Stored items:
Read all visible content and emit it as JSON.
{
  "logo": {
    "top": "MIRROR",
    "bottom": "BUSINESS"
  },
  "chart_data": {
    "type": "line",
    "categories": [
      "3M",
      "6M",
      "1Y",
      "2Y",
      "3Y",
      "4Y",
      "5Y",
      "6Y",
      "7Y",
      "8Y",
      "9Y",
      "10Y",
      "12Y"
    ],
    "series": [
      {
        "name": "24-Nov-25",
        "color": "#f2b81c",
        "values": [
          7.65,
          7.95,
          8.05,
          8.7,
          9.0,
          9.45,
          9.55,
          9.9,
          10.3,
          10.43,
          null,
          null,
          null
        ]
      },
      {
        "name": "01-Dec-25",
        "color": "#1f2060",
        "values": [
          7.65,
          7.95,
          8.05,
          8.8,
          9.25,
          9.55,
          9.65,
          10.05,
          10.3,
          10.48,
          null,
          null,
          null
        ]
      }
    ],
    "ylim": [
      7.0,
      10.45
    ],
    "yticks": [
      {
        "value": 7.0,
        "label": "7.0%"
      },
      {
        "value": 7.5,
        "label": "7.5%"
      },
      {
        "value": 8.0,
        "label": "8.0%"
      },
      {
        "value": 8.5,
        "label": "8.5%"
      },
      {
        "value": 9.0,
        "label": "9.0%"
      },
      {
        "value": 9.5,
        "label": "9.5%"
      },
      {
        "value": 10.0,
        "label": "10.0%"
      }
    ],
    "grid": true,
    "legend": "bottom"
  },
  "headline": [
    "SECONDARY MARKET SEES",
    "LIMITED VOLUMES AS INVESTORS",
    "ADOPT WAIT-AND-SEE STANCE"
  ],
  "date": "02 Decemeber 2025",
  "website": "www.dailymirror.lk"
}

CHALLENGE:
Take the lines above and print them exactly.

ANSWER FOR THE TASK:
Read all visible content and emit it as JSON.
{
  "logo": {
    "top": "MIRROR",
    "bottom": "BUSINESS"
  },
  "chart_data": {
    "type": "line",
    "categories": [
      "3M",
      "6M",
      "1Y",
      "2Y",
      "3Y",
      "4Y",
      "5Y",
      "6Y",
      "7Y",
      "8Y",
      "9Y",
      "10Y",
      "12Y"
    ],
    "series": [
      {
        "name": "24-Nov-25",
        "color": "#f2b81c",
        "values": [
          7.65,
          7.95,
          8.05,
          8.7,
          9.0,
          9.45,
          9.55,
          9.9,
          10.3,
          10.43,
          null,
          null,
          null
        ]
      },
      {
        "name": "01-Dec-25",
        "color": "#1f2060",
        "values": [
          7.65,
          7.95,
          8.05,
          8.8,
          9.25,
          9.55,
          9.65,
          10.05,
          10.3,
          10.48,
          null,
          null,
          null
        ]
      }
    ],
    "ylim": [
      7.0,
      10.45
    ],
    "yticks": [
      {
        "value": 7.0,
        "label": "7.0%"
      },
      {
        "value": 7.5,
        "label": "7.5%"
      },
      {
        "value": 8.0,
        "label": "8.0%"
      },
      {
        "value": 8.5,
        "label": "8.5%"
      },
      {
        "value": 9.0,
        "label": "9.0%"
      },
      {
        "value": 9.5,
        "label": "9.5%"
      },
      {
        "value": 10.0,
        "label": "10.0%"
      }
    ],
    "grid": true,
    "legend": "bottom"
  },
  "headline": [
    "SECONDARY MARKET SEES",
    "LIMITED VOLUMES AS INVESTORS",
    "ADOPT WAIT-AND-SEE STANCE"
  ],
  "date": "02 Decemeber 2025",
  "website": "www.dailymirror.lk"
}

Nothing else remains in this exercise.